Task instructions:
1. Decide whether each statement agrees with the passage on Hitler's rise below, answering yes or no and quoting the deciding words: (a) Hitler served as a corporal in the German Army. (b) The Beer Hall Putsch succeeded in seizing power in Munich. (c) The speaker read all of Mein Kampf.
2. In the passage on Hitler's rise below, rename "Weimar Republic" as "Weimar state" and reproduce the portion starting with "I. Why did the" and going on through "his political technique.".

Source passage:
Taking this crisis atmosphere as a given background, we will consider I – Why the German Republic turned to Hitler, II – Why Europe failed to “appease” him, and III – What the Third Reich planned for Europe.

I. Why did the German Republic turn to Hitler?  Even though the Weimar Republic was facing an economic and political situation of catastrophic proportions, why turn to “the anti-Christ?”  We need to look at his character, his ideology, and his political technique.

Adolf Hitler came from lower middle-class origins, raised by a single parent in the slums of Vienna, Austria.  He was an art school dropout, eking out a living painting postcards.  He may have received Jewish charity.  Like many other young men, he welcomed World War One and served as a corporal in the German Army.  The end of the war left him a drifter, with a sense of betrayal, like many other veterans.  In Bavaria, he joined with six others to form the “National Socialist German Worker’s Party.” In 1923, he secured the alliance of ultraconservative retired General Ludendorff and Bavarian separatists.  In response to a Communist uprising, they tried to seize power in Munich and march on Berlin in imitation of Mussolini.  The “Beer Hall Putsch” (1923) failed and he spent a year in prison writing his memoir and manifesto, Mein Kampf.  I have had the misfortune of reading it – at least half.  It is mind-numbing, banal, repetitious, revoltingly hateful, and naively frank with flashes of diabolical brilliance [Hitler].

Recorded data:
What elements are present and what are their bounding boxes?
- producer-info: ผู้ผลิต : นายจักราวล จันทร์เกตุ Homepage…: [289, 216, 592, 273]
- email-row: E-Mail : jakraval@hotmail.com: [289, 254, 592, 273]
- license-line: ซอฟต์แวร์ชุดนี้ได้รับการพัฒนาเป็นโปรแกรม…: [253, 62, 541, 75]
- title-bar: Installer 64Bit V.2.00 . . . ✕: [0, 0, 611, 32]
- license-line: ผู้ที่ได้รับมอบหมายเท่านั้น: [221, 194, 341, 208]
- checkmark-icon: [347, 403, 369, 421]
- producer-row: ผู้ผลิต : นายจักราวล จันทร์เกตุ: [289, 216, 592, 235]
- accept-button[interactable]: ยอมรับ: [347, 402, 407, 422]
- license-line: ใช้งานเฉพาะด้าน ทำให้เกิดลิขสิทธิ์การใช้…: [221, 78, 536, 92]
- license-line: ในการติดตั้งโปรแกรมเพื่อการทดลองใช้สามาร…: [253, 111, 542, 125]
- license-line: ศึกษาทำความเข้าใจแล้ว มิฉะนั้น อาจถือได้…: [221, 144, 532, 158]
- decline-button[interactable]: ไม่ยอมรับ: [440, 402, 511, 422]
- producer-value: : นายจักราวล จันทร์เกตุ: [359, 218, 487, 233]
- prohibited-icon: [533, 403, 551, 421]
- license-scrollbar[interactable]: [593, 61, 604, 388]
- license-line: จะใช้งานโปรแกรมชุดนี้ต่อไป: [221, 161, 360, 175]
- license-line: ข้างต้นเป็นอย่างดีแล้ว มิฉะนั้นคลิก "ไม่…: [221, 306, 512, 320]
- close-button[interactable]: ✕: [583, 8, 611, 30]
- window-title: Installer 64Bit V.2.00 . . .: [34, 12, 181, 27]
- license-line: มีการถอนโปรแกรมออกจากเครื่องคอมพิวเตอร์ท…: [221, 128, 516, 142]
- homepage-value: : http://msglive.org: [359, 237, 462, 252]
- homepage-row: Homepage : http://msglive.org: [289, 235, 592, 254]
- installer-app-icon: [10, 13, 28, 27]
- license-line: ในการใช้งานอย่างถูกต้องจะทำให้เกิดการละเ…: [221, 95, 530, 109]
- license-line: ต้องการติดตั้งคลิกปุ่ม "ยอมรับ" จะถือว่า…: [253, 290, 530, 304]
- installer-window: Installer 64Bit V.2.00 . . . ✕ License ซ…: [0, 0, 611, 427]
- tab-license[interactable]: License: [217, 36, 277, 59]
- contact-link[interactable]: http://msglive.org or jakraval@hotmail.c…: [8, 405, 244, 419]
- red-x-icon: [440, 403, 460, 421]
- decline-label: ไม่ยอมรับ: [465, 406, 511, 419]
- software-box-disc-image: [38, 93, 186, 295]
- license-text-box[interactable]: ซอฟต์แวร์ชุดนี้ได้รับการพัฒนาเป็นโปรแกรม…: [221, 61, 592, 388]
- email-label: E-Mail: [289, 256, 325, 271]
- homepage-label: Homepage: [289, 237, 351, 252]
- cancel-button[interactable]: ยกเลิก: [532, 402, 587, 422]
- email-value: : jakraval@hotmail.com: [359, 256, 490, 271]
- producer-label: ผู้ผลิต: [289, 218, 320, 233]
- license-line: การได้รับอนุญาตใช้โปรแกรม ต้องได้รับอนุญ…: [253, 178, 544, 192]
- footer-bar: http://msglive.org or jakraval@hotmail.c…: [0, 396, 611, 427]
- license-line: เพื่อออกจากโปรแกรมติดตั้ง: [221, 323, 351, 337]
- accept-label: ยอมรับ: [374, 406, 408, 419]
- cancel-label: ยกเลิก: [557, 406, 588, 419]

Solutions to the exercise:
1.
(a) Yes: "served as a corporal in the German Army"
(b) No: "The “Beer Hall Putsch” (1923) failed"
(c) No: "I have had the misfortune of reading it – at least half."

2.
I. Why did the German Republic turn to Hitler?  Even though the Weimar state was facing an economic and political situation of catastrophic proportions, why turn to “the anti-Christ?”  We need to look at his character, his ideology, and his political technique.